** Work to complete **
Transcribe every line, keeping it exact.

** Dataset rows **
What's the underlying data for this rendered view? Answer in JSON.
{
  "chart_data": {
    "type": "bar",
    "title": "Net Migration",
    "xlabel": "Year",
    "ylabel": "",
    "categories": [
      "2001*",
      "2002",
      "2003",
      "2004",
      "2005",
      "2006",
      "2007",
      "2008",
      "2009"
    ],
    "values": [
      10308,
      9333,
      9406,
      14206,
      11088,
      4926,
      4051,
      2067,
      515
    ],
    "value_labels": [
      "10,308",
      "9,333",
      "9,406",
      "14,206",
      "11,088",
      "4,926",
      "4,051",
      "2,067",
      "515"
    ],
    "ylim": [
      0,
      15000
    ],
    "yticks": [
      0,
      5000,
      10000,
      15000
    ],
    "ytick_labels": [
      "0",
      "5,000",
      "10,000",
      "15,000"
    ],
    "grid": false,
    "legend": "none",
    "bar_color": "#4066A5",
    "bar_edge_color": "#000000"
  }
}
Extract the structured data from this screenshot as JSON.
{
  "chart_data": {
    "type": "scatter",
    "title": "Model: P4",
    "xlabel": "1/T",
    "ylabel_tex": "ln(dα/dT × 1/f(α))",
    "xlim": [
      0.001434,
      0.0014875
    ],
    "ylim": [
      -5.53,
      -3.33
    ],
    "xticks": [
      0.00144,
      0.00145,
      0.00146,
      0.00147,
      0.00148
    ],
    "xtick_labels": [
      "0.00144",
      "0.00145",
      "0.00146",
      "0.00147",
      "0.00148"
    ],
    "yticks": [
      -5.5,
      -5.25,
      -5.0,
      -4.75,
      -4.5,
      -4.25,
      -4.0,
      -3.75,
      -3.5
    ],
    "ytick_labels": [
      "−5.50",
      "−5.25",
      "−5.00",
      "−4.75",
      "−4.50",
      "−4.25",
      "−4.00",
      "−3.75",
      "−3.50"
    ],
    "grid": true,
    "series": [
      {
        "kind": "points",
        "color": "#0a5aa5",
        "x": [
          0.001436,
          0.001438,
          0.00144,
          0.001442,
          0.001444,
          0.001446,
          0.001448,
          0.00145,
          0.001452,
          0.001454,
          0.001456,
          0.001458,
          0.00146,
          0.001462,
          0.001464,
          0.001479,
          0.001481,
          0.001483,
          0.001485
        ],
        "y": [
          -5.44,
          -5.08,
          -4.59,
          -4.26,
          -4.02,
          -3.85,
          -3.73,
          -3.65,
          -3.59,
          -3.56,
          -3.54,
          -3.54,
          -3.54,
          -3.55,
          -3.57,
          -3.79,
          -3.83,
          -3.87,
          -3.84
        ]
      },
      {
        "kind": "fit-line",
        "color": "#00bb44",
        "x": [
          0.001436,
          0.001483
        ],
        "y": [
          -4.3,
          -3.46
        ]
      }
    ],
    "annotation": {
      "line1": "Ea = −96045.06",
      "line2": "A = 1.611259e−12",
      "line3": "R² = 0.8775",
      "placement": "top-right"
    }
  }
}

** Correct answer **
What's the underlying data for this rendered view? Answer in JSON.
{
  "chart_data": {
    "type": "bar",
    "title": "Net Migration",
    "xlabel": "Year",
    "ylabel": "",
    "categories": [
      "2001*",
      "2002",
      "2003",
      "2004",
      "2005",
      "2006",
      "2007",
      "2008",
      "2009"
    ],
    "values": [
      10308,
      9333,
      9406,
      14206,
      11088,
      4926,
      4051,
      2067,
      515
    ],
    "value_labels": [
      "10,308",
      "9,333",
      "9,406",
      "14,206",
      "11,088",
      "4,926",
      "4,051",
      "2,067",
      "515"
    ],
    "ylim": [
      0,
      15000
    ],
    "yticks": [
      0,
      5000,
      10000,
      15000
    ],
    "ytick_labels": [
      "0",
      "5,000",
      "10,000",
      "15,000"
    ],
    "grid": false,
    "legend": "none",
    "bar_color": "#4066A5",
    "bar_edge_color": "#000000"
  }
}
Extract the structured data from this screenshot as JSON.
{
  "chart_data": {
    "type": "scatter",
    "title": "Model: P4",
    "xlabel": "1/T",
    "ylabel_tex": "ln(dα/dT × 1/f(α))",
    "xlim": [
      0.001434,
      0.0014875
    ],
    "ylim": [
      -5.53,
      -3.33
    ],
    "xticks": [
      0.00144,
      0.00145,
      0.00146,
      0.00147,
      0.00148
    ],
    "xtick_labels": [
      "0.00144",
      "0.00145",
      "0.00146",
      "0.00147",
      "0.00148"
    ],
    "yticks": [
      -5.5,
      -5.25,
      -5.0,
      -4.75,
      -4.5,
      -4.25,
      -4.0,
      -3.75,
      -3.5
    ],
    "ytick_labels": [
      "−5.50",
      "−5.25",
      "−5.00",
      "−4.75",
      "−4.50",
      "−4.25",
      "−4.00",
      "−3.75",
      "−3.50"
    ],
    "grid": true,
    "series": [
      {
        "kind": "points",
        "color": "#0a5aa5",
        "x": [
          0.001436,
          0.001438,
          0.00144,
          0.001442,
          0.001444,
          0.001446,
          0.001448,
          0.00145,
          0.001452,
          0.001454,
          0.001456,
          0.001458,
          0.00146,
          0.001462,
          0.001464,
          0.001479,
          0.001481,
          0.001483,
          0.001485
        ],
        "y": [
          -5.44,
          -5.08,
          -4.59,
          -4.26,
          -4.02,
          -3.85,
          -3.73,
          -3.65,
          -3.59,
          -3.56,
          -3.54,
          -3.54,
          -3.54,
          -3.55,
          -3.57,
          -3.79,
          -3.83,
          -3.87,
          -3.84
        ]
      },
      {
        "kind": "fit-line",
        "color": "#00bb44",
        "x": [
          0.001436,
          0.001483
        ],
        "y": [
          -4.3,
          -3.46
        ]
      }
    ],
    "annotation": {
      "line1": "Ea = −96045.06",
      "line2": "A = 1.611259e−12",
      "line3": "R² = 0.8775",
      "placement": "top-right"
    }
  }
}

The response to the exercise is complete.